[Source data]

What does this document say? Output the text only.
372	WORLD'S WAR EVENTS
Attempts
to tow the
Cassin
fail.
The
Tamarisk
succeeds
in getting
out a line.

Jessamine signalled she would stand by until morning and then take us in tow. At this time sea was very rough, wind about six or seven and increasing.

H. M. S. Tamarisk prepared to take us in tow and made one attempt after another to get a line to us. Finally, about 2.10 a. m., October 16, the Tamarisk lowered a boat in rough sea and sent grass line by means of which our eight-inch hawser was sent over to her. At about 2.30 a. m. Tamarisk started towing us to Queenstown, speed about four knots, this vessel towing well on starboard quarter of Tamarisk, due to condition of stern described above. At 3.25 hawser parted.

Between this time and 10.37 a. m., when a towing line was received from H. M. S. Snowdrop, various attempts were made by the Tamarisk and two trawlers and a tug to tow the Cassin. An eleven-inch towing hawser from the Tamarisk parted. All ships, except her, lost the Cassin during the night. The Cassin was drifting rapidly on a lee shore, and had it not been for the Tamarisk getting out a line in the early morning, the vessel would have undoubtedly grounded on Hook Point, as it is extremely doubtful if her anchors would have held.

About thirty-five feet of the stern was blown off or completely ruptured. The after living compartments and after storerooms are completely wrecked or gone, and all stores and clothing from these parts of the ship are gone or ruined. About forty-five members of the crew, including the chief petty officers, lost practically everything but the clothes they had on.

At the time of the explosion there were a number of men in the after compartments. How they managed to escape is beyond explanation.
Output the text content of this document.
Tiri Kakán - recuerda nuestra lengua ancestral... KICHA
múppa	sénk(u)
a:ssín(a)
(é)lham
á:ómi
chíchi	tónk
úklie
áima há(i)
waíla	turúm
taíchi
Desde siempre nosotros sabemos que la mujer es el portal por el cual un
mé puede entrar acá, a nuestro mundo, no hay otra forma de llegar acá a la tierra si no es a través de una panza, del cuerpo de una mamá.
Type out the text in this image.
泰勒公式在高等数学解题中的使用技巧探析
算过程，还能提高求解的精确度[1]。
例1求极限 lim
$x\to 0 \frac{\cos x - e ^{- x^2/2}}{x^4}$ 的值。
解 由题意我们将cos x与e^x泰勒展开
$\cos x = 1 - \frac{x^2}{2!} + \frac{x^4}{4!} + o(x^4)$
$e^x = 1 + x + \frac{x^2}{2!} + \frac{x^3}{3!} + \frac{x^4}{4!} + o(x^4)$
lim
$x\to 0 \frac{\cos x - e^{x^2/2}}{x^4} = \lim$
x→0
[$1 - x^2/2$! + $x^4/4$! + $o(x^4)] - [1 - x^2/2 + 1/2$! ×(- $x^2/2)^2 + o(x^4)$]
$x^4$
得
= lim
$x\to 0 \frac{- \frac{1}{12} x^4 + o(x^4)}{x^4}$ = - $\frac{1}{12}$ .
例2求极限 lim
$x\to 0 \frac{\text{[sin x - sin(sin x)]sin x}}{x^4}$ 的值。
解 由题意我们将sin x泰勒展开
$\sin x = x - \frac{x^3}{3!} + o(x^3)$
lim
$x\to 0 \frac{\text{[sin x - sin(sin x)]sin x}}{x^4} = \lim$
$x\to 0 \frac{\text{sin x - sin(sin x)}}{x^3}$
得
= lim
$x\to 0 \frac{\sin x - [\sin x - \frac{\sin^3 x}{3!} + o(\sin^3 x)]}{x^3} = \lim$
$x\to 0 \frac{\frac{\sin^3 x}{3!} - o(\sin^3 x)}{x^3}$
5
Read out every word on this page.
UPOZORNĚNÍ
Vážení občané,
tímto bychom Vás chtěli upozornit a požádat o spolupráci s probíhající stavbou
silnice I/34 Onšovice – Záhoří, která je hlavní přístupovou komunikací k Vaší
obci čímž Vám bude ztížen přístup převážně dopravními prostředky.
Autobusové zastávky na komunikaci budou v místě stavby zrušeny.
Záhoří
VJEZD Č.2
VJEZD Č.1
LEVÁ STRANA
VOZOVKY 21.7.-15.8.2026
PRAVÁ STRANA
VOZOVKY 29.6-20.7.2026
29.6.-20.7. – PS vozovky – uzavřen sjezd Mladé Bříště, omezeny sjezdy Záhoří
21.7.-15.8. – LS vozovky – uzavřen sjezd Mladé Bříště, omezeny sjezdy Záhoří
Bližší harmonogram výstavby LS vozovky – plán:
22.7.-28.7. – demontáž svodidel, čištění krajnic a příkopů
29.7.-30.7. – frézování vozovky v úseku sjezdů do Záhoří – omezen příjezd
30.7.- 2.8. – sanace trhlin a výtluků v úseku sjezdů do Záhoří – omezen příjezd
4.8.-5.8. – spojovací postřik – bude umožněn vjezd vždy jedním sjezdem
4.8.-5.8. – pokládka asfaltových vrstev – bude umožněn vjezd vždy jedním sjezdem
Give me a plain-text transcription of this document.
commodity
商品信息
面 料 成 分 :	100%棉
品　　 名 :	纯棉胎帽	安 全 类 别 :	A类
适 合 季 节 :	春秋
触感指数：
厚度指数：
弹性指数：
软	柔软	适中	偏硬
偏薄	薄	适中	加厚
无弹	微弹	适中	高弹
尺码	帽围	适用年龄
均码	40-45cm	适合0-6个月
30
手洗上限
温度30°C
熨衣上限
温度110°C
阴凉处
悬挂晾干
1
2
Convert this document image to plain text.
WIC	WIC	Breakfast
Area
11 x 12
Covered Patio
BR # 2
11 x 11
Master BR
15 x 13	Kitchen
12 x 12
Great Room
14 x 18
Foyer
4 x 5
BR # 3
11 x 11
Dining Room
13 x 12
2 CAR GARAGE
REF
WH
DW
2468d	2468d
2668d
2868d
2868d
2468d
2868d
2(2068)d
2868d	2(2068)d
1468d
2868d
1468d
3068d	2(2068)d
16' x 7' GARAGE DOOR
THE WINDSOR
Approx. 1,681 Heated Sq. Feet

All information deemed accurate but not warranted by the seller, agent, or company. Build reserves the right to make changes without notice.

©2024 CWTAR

* **Short exercise**
Every line above should be retyped exactly as given.

* **Response to this exercise**
What does this document say? Output the text only.
372	WORLD'S WAR EVENTS
Attempts
to tow the
Cassin
fail.
The
Tamarisk
succeeds
in getting
out a line.

Jessamine signalled she would stand by until morning and then take us in tow. At this time sea was very rough, wind about six or seven and increasing.

H. M. S. Tamarisk prepared to take us in tow and made one attempt after another to get a line to us. Finally, about 2.10 a. m., October 16, the Tamarisk lowered a boat in rough sea and sent grass line by means of which our eight-inch hawser was sent over to her. At about 2.30 a. m. Tamarisk started towing us to Queenstown, speed about four knots, this vessel towing well on starboard quarter of Tamarisk, due to condition of stern described above. At 3.25 hawser parted.

Between this time and 10.37 a. m., when a towing line was received from H. M. S. Snowdrop, various attempts were made by the Tamarisk and two trawlers and a tug to tow the Cassin. An eleven-inch towing hawser from the Tamarisk parted. All ships, except her, lost the Cassin during the night. The Cassin was drifting rapidly on a lee shore, and had it not been for the Tamarisk getting out a line in the early morning, the vessel would have undoubtedly grounded on Hook Point, as it is extremely doubtful if her anchors would have held.

About thirty-five feet of the stern was blown off or completely ruptured. The after living compartments and after storerooms are completely wrecked or gone, and all stores and clothing from these parts of the ship are gone or ruined. About forty-five members of the crew, including the chief petty officers, lost practically everything but the clothes they had on.

At the time of the explosion there were a number of men in the after compartments. How they managed to escape is beyond explanation.
Output the text content of this document.
Tiri Kakán - recuerda nuestra lengua ancestral... KICHA
múppa	sénk(u)
a:ssín(a)
(é)lham
á:ómi
chíchi	tónk
úklie
áima há(i)
waíla	turúm
taíchi
Desde siempre nosotros sabemos que la mujer es el portal por el cual un
mé puede entrar acá, a nuestro mundo, no hay otra forma de llegar acá a la tierra si no es a través de una panza, del cuerpo de una mamá.
Type out the text in this image.
泰勒公式在高等数学解题中的使用技巧探析
算过程，还能提高求解的精确度[1]。
例1求极限 lim
$x\to 0 \frac{\cos x - e ^{- x^2/2}}{x^4}$ 的值。
解 由题意我们将cos x与e^x泰勒展开
$\cos x = 1 - \frac{x^2}{2!} + \frac{x^4}{4!} + o(x^4)$
$e^x = 1 + x + \frac{x^2}{2!} + \frac{x^3}{3!} + \frac{x^4}{4!} + o(x^4)$
lim
$x\to 0 \frac{\cos x - e^{x^2/2}}{x^4} = \lim$
x→0
[$1 - x^2/2$! + $x^4/4$! + $o(x^4)] - [1 - x^2/2 + 1/2$! ×(- $x^2/2)^2 + o(x^4)$]
$x^4$
得
= lim
$x\to 0 \frac{- \frac{1}{12} x^4 + o(x^4)}{x^4}$ = - $\frac{1}{12}$ .
例2求极限 lim
$x\to 0 \frac{\text{[sin x - sin(sin x)]sin x}}{x^4}$ 的值。
解 由题意我们将sin x泰勒展开
$\sin x = x - \frac{x^3}{3!} + o(x^3)$
lim
$x\to 0 \frac{\text{[sin x - sin(sin x)]sin x}}{x^4} = \lim$
$x\to 0 \frac{\text{sin x - sin(sin x)}}{x^3}$
得
= lim
$x\to 0 \frac{\sin x - [\sin x - \frac{\sin^3 x}{3!} + o(\sin^3 x)]}{x^3} = \lim$
$x\to 0 \frac{\frac{\sin^3 x}{3!} - o(\sin^3 x)}{x^3}$
5
Read out every word on this page.
UPOZORNĚNÍ
Vážení občané,
tímto bychom Vás chtěli upozornit a požádat o spolupráci s probíhající stavbou
silnice I/34 Onšovice – Záhoří, která je hlavní přístupovou komunikací k Vaší
obci čímž Vám bude ztížen přístup převážně dopravními prostředky.
Autobusové zastávky na komunikaci budou v místě stavby zrušeny.
Záhoří
VJEZD Č.2
VJEZD Č.1
LEVÁ STRANA
VOZOVKY 21.7.-15.8.2026
PRAVÁ STRANA
VOZOVKY 29.6-20.7.2026
29.6.-20.7. – PS vozovky – uzavřen sjezd Mladé Bříště, omezeny sjezdy Záhoří
21.7.-15.8. – LS vozovky – uzavřen sjezd Mladé Bříště, omezeny sjezdy Záhoří
Bližší harmonogram výstavby LS vozovky – plán:
22.7.-28.7. – demontáž svodidel, čištění krajnic a příkopů
29.7.-30.7. – frézování vozovky v úseku sjezdů do Záhoří – omezen příjezd
30.7.- 2.8. – sanace trhlin a výtluků v úseku sjezdů do Záhoří – omezen příjezd
4.8.-5.8. – spojovací postřik – bude umožněn vjezd vždy jedním sjezdem
4.8.-5.8. – pokládka asfaltových vrstev – bude umožněn vjezd vždy jedním sjezdem
Give me a plain-text transcription of this document.
commodity
商品信息
面 料 成 分 :	100%棉
品　　 名 :	纯棉胎帽	安 全 类 别 :	A类
适 合 季 节 :	春秋
触感指数：
厚度指数：
弹性指数：
软	柔软	适中	偏硬
偏薄	薄	适中	加厚
无弹	微弹	适中	高弹
尺码	帽围	适用年龄
均码	40-45cm	适合0-6个月
30
手洗上限
温度30°C
熨衣上限
温度110°C
阴凉处
悬挂晾干
1
2
Convert this document image to plain text.
WIC	WIC	Breakfast
Area
11 x 12
Covered Patio
BR # 2
11 x 11
Master BR
15 x 13	Kitchen
12 x 12
Great Room
14 x 18
Foyer
4 x 5
BR # 3
11 x 11
Dining Room
13 x 12
2 CAR GARAGE
REF
WH
DW
2468d	2468d
2668d
2868d
2868d
2468d
2868d
2(2068)d
2868d	2(2068)d
1468d
2868d
1468d
3068d	2(2068)d
16' x 7' GARAGE DOOR
THE WINDSOR
Approx. 1,681 Heated Sq. Feet

All information deemed accurate but not warranted by the seller, agent, or company. Build reserves the right to make changes without notice.

©2024 CWTAR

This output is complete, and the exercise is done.